# [What the task requires]
Write out each of the rows below verbatim, omitting the pictures.
BEGIN Data rows
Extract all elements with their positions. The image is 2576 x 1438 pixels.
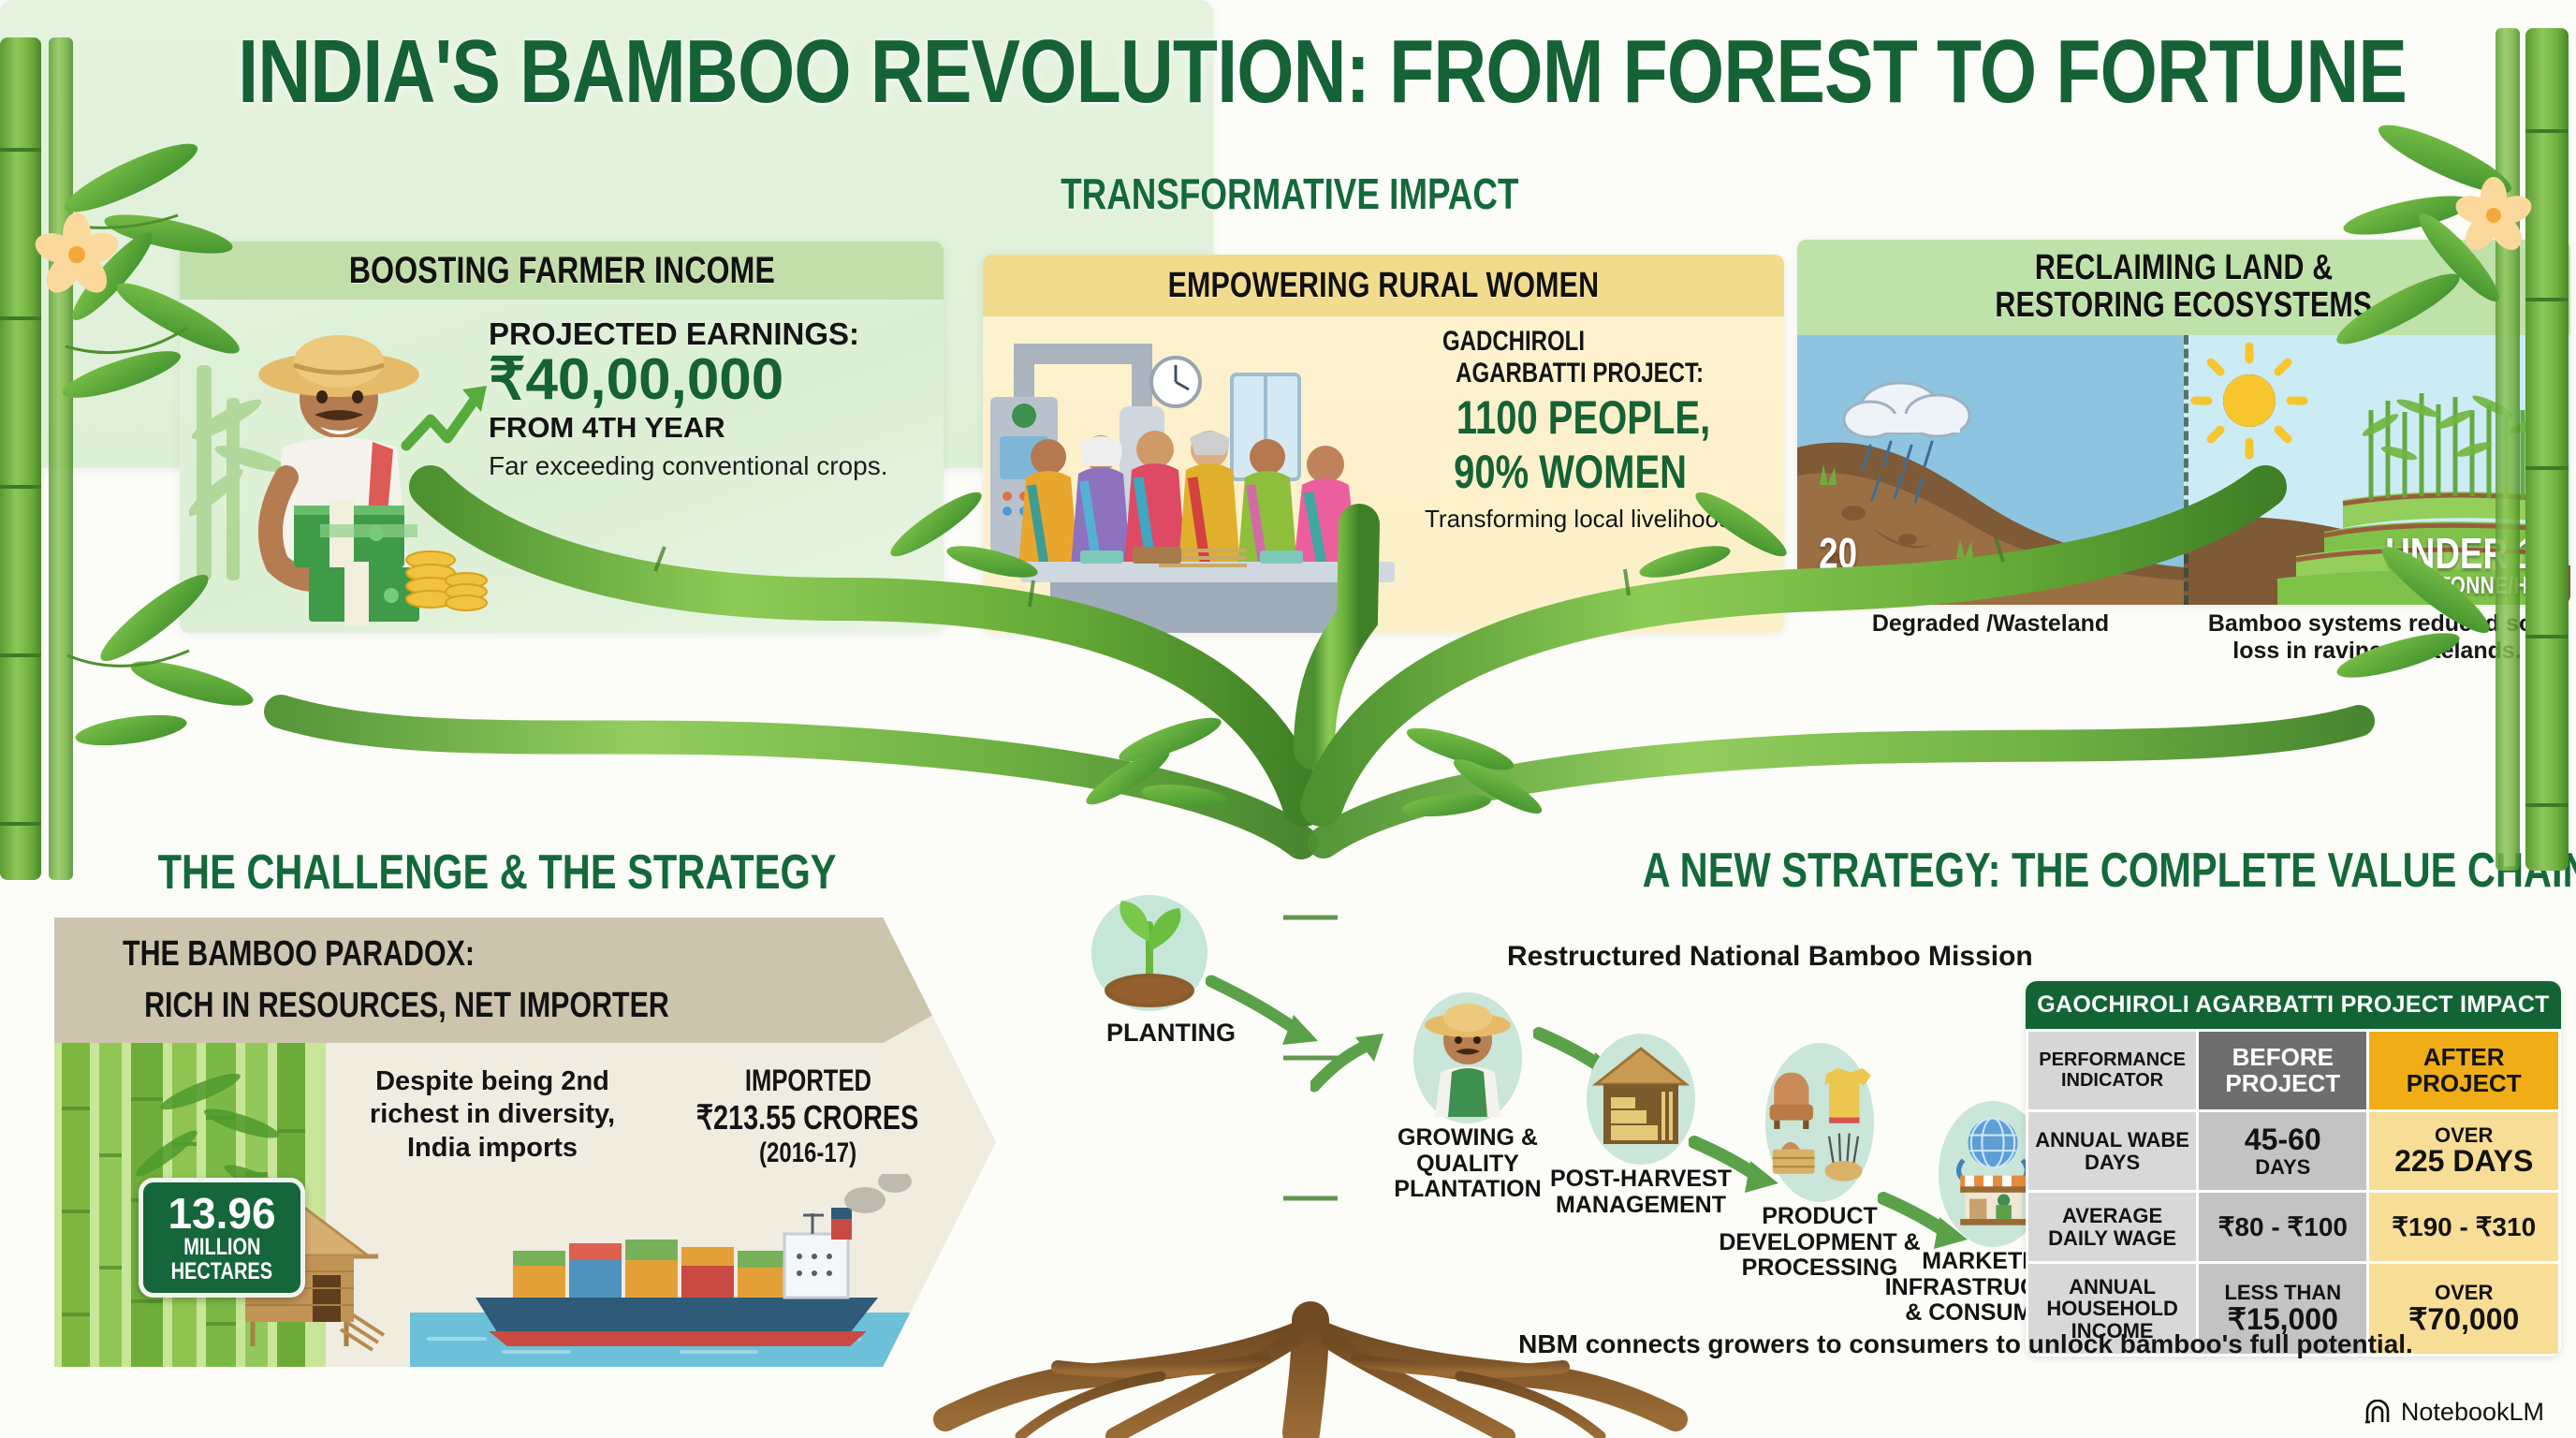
farmer-icon bbox=[1413, 992, 1522, 1123]
value-chain-steps: GROWING & QUALITY PLANTATION POST-HARVES… bbox=[1359, 992, 2108, 1329]
degraded-soil-loss-stat: 20 TONNES/HA bbox=[1814, 533, 1961, 597]
notebooklm-label: NotebookLM bbox=[2401, 1398, 2544, 1427]
bamboo-paradox-heading: THE BAMBOO PARADOX: RICH IN RESOURCES, N… bbox=[54, 917, 996, 1043]
page-title-text: INDIA'S BAMBOO REVOLUTION: FROM FOREST T… bbox=[238, 21, 2407, 124]
table-title: GAOCHIROLI AGARBATTI PROJECT IMPACT bbox=[2026, 981, 2561, 1029]
col-after: AFTER PROJECT bbox=[2369, 1032, 2558, 1109]
panel-boosting-farmer-income: BOOSTING FARMER INCOME bbox=[180, 242, 944, 633]
warehouse-icon bbox=[1587, 1034, 1695, 1165]
infographic-canvas: INDIA'S BAMBOO REVOLUTION: FROM FOREST T… bbox=[0, 0, 2576, 1438]
gadchiroli-impact-table: GAOCHIROLI AGARBATTI PROJECT IMPACT PERF… bbox=[2026, 981, 2561, 1357]
bamboo-terrace-illustration: UNDER 1 TONNE/HA bbox=[2184, 335, 2570, 605]
col-indicator: PERFORMANCE INDICATOR bbox=[2028, 1032, 2196, 1109]
women-stat-line1: 1100 PEOPLE, bbox=[1456, 392, 1710, 443]
hectares-number: 13.96 bbox=[168, 1192, 275, 1235]
farmer-with-money-illustration bbox=[189, 309, 498, 627]
col-before: BEFORE PROJECT bbox=[2199, 1032, 2366, 1109]
table-row: AVERAGE DAILY WAGE ₹80 - ₹100 ₹190 - ₹31… bbox=[2028, 1193, 2558, 1261]
growth-arrow-icon bbox=[406, 386, 487, 446]
panel-bamboo-paradox: THE BAMBOO PARADOX: RICH IN RESOURCES, N… bbox=[54, 917, 996, 1367]
row-before: ₹80 - ₹100 bbox=[2199, 1193, 2366, 1261]
projected-earnings-note: Far exceeding conventional crops. bbox=[489, 450, 929, 481]
value-chain-footer: NBM connects growers to consumers to unl… bbox=[1359, 1329, 2572, 1359]
projected-earnings-from: FROM 4TH YEAR bbox=[489, 411, 929, 445]
paradox-import-stats: IMPORTED ₹213.55 CRORES (2016-17) bbox=[653, 1064, 962, 1169]
gadchiroli-project-line2: AGARBATTI PROJECT: bbox=[1456, 358, 1704, 389]
women-panel-heading: EMPOWERING RURAL WOMEN bbox=[983, 255, 1784, 316]
row-after: ₹190 - ₹310 bbox=[2369, 1193, 2558, 1261]
notebooklm-watermark: NotebookLM bbox=[2364, 1398, 2544, 1427]
page-title: INDIA'S BAMBOO REVOLUTION: FROM FOREST T… bbox=[0, 21, 2576, 124]
table-header-row: PERFORMANCE INDICATOR BEFORE PROJECT AFT… bbox=[2028, 1032, 2558, 1109]
land-panel-heading: RECLAIMING LAND & RESTORING ECOSYSTEMS bbox=[1797, 240, 2570, 335]
land-caption-left: Degraded /Wasteland bbox=[1797, 610, 2184, 665]
row-before: 45-60 DAYS bbox=[2199, 1112, 2366, 1190]
land-captions: Degraded /Wasteland Bamboo systems reduc… bbox=[1797, 610, 2570, 665]
panel-reclaiming-land: RECLAIMING LAND & RESTORING ECOSYSTEMS bbox=[1797, 240, 2570, 605]
notebooklm-logo-icon bbox=[2364, 1400, 2392, 1426]
badge-million-hectares: 13.96 MILLION HECTARES bbox=[139, 1178, 305, 1298]
women-workshop-illustration bbox=[983, 316, 1432, 633]
row-after: OVER 225 DAYS bbox=[2369, 1112, 2558, 1190]
farmer-stats: PROJECTED EARNINGS: ₹40,00,000 FROM 4TH … bbox=[489, 316, 929, 481]
table-row: ANNUAL WABE DAYS 45-60 DAYS OVER 225 DAY… bbox=[2028, 1112, 2558, 1190]
products-icon bbox=[1765, 1043, 1874, 1202]
women-note: Transforming local livelihoods. bbox=[1425, 505, 1780, 533]
row-indicator: ANNUAL WABE DAYS bbox=[2028, 1112, 2196, 1190]
degraded-wasteland-illustration: 20 TONNES/HA bbox=[1797, 335, 2184, 605]
chain-entry-arrow-icon bbox=[1310, 1032, 1395, 1097]
gadchiroli-project-line1: GADCHIROLI bbox=[1442, 326, 1585, 358]
projected-earnings-amount: ₹40,00,000 bbox=[489, 350, 929, 409]
paradox-text-left: Despite being 2nd richest in diversity, … bbox=[352, 1065, 633, 1165]
farmer-panel-heading: BOOSTING FARMER INCOME bbox=[180, 242, 944, 300]
women-stats: GADCHIROLI AGARBATTI PROJECT: 1100 PEOPL… bbox=[1425, 326, 1780, 533]
panel-empowering-rural-women: EMPOWERING RURAL WOMEN bbox=[983, 255, 1784, 633]
row-indicator: AVERAGE DAILY WAGE bbox=[2028, 1193, 2196, 1261]
chain-step-label: GROWING & QUALITY PLANTATION bbox=[1374, 1125, 1561, 1203]
land-caption-right: Bamboo systems reduced soil loss in ravi… bbox=[2184, 610, 2570, 665]
sun-icon bbox=[2195, 346, 2304, 455]
women-stat-line2: 90% WOMEN bbox=[1454, 447, 1687, 497]
section-heading-new-strategy: A NEW STRATEGY: THE COMPLETE VALUE CHAIN bbox=[1524, 843, 2576, 899]
impact-table: PERFORMANCE INDICATOR BEFORE PROJECT AFT… bbox=[2026, 1029, 2561, 1357]
bamboo-soil-loss-stat: UNDER 1 TONNE/HA bbox=[2366, 533, 2555, 597]
hut-and-cargo-ship-illustration bbox=[195, 1174, 1018, 1367]
section-heading-transformative-impact: TRANSFORMATIVE IMPACT bbox=[1003, 169, 1576, 219]
section-heading-challenge-strategy: THE CHALLENGE & THE STRATEGY bbox=[73, 844, 921, 901]
value-chain-subtitle: Restructured National Bamboo Mission bbox=[1507, 941, 2033, 973]
land-comparison-divider bbox=[2184, 335, 2188, 605]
END Data rows
# [Correct answer]
Extract all elements with their positions. The image is 2576 x 1438 pixels.
farmer-icon bbox=[1413, 992, 1522, 1123]
value-chain-steps: GROWING & QUALITY PLANTATION POST-HARVES… bbox=[1359, 992, 2108, 1329]
degraded-soil-loss-stat: 20 TONNES/HA bbox=[1814, 533, 1961, 597]
notebooklm-label: NotebookLM bbox=[2401, 1398, 2544, 1427]
bamboo-paradox-heading: THE BAMBOO PARADOX: RICH IN RESOURCES, N… bbox=[54, 917, 996, 1043]
page-title-text: INDIA'S BAMBOO REVOLUTION: FROM FOREST T… bbox=[238, 21, 2407, 124]
table-title: GAOCHIROLI AGARBATTI PROJECT IMPACT bbox=[2026, 981, 2561, 1029]
col-after: AFTER PROJECT bbox=[2369, 1032, 2558, 1109]
panel-boosting-farmer-income: BOOSTING FARMER INCOME bbox=[180, 242, 944, 633]
warehouse-icon bbox=[1587, 1034, 1695, 1165]
infographic-canvas: INDIA'S BAMBOO REVOLUTION: FROM FOREST T… bbox=[0, 0, 2576, 1438]
gadchiroli-impact-table: GAOCHIROLI AGARBATTI PROJECT IMPACT PERF… bbox=[2026, 981, 2561, 1357]
bamboo-terrace-illustration: UNDER 1 TONNE/HA bbox=[2184, 335, 2570, 605]
col-indicator: PERFORMANCE INDICATOR bbox=[2028, 1032, 2196, 1109]
women-stat-line1: 1100 PEOPLE, bbox=[1456, 392, 1710, 443]
hectares-number: 13.96 bbox=[168, 1192, 275, 1235]
farmer-with-money-illustration bbox=[189, 309, 498, 627]
col-before: BEFORE PROJECT bbox=[2199, 1032, 2366, 1109]
table-row: AVERAGE DAILY WAGE ₹80 - ₹100 ₹190 - ₹31… bbox=[2028, 1193, 2558, 1261]
growth-arrow-icon bbox=[406, 386, 487, 446]
panel-bamboo-paradox: THE BAMBOO PARADOX: RICH IN RESOURCES, N… bbox=[54, 917, 996, 1367]
row-before: ₹80 - ₹100 bbox=[2199, 1193, 2366, 1261]
projected-earnings-note: Far exceeding conventional crops. bbox=[489, 450, 929, 481]
value-chain-footer: NBM connects growers to consumers to unl… bbox=[1359, 1329, 2572, 1359]
projected-earnings-from: FROM 4TH YEAR bbox=[489, 411, 929, 445]
paradox-import-stats: IMPORTED ₹213.55 CRORES (2016-17) bbox=[653, 1064, 962, 1169]
gadchiroli-project-line2: AGARBATTI PROJECT: bbox=[1456, 358, 1704, 389]
women-panel-heading: EMPOWERING RURAL WOMEN bbox=[983, 255, 1784, 316]
row-after: ₹190 - ₹310 bbox=[2369, 1193, 2558, 1261]
notebooklm-watermark: NotebookLM bbox=[2364, 1398, 2544, 1427]
page-title: INDIA'S BAMBOO REVOLUTION: FROM FOREST T… bbox=[0, 21, 2576, 124]
table-header-row: PERFORMANCE INDICATOR BEFORE PROJECT AFT… bbox=[2028, 1032, 2558, 1109]
land-panel-heading: RECLAIMING LAND & RESTORING ECOSYSTEMS bbox=[1797, 240, 2570, 335]
land-caption-left: Degraded /Wasteland bbox=[1797, 610, 2184, 665]
row-before: 45-60 DAYS bbox=[2199, 1112, 2366, 1190]
land-captions: Degraded /Wasteland Bamboo systems reduc… bbox=[1797, 610, 2570, 665]
panel-reclaiming-land: RECLAIMING LAND & RESTORING ECOSYSTEMS bbox=[1797, 240, 2570, 605]
notebooklm-logo-icon bbox=[2364, 1400, 2392, 1426]
badge-million-hectares: 13.96 MILLION HECTARES bbox=[139, 1178, 305, 1298]
women-workshop-illustration bbox=[983, 316, 1432, 633]
row-after: OVER 225 DAYS bbox=[2369, 1112, 2558, 1190]
farmer-stats: PROJECTED EARNINGS: ₹40,00,000 FROM 4TH … bbox=[489, 316, 929, 481]
table-row: ANNUAL WABE DAYS 45-60 DAYS OVER 225 DAY… bbox=[2028, 1112, 2558, 1190]
products-icon bbox=[1765, 1043, 1874, 1202]
women-note: Transforming local livelihoods. bbox=[1425, 505, 1780, 533]
row-indicator: ANNUAL WABE DAYS bbox=[2028, 1112, 2196, 1190]
degraded-wasteland-illustration: 20 TONNES/HA bbox=[1797, 335, 2184, 605]
chain-entry-arrow-icon bbox=[1310, 1032, 1395, 1097]
gadchiroli-project-line1: GADCHIROLI bbox=[1442, 326, 1585, 358]
projected-earnings-amount: ₹40,00,000 bbox=[489, 350, 929, 409]
paradox-text-left: Despite being 2nd richest in diversity, … bbox=[352, 1065, 633, 1165]
farmer-panel-heading: BOOSTING FARMER INCOME bbox=[180, 242, 944, 300]
women-stats: GADCHIROLI AGARBATTI PROJECT: 1100 PEOPL… bbox=[1425, 326, 1780, 533]
panel-empowering-rural-women: EMPOWERING RURAL WOMEN bbox=[983, 255, 1784, 633]
row-indicator: AVERAGE DAILY WAGE bbox=[2028, 1193, 2196, 1261]
chain-step-label: GROWING & QUALITY PLANTATION bbox=[1374, 1125, 1561, 1203]
land-caption-right: Bamboo systems reduced soil loss in ravi… bbox=[2184, 610, 2570, 665]
sun-icon bbox=[2195, 346, 2304, 455]
women-stat-line2: 90% WOMEN bbox=[1454, 447, 1687, 497]
section-heading-new-strategy: A NEW STRATEGY: THE COMPLETE VALUE CHAIN bbox=[1524, 843, 2576, 899]
impact-table: PERFORMANCE INDICATOR BEFORE PROJECT AFT… bbox=[2026, 1029, 2561, 1357]
bamboo-soil-loss-stat: UNDER 1 TONNE/HA bbox=[2366, 533, 2555, 597]
hut-and-cargo-ship-illustration bbox=[195, 1174, 1018, 1367]
section-heading-transformative-impact: TRANSFORMATIVE IMPACT bbox=[1003, 169, 1576, 219]
section-heading-challenge-strategy: THE CHALLENGE & THE STRATEGY bbox=[73, 844, 921, 901]
value-chain-subtitle: Restructured National Bamboo Mission bbox=[1507, 941, 2033, 973]
land-comparison-divider bbox=[2184, 335, 2188, 605]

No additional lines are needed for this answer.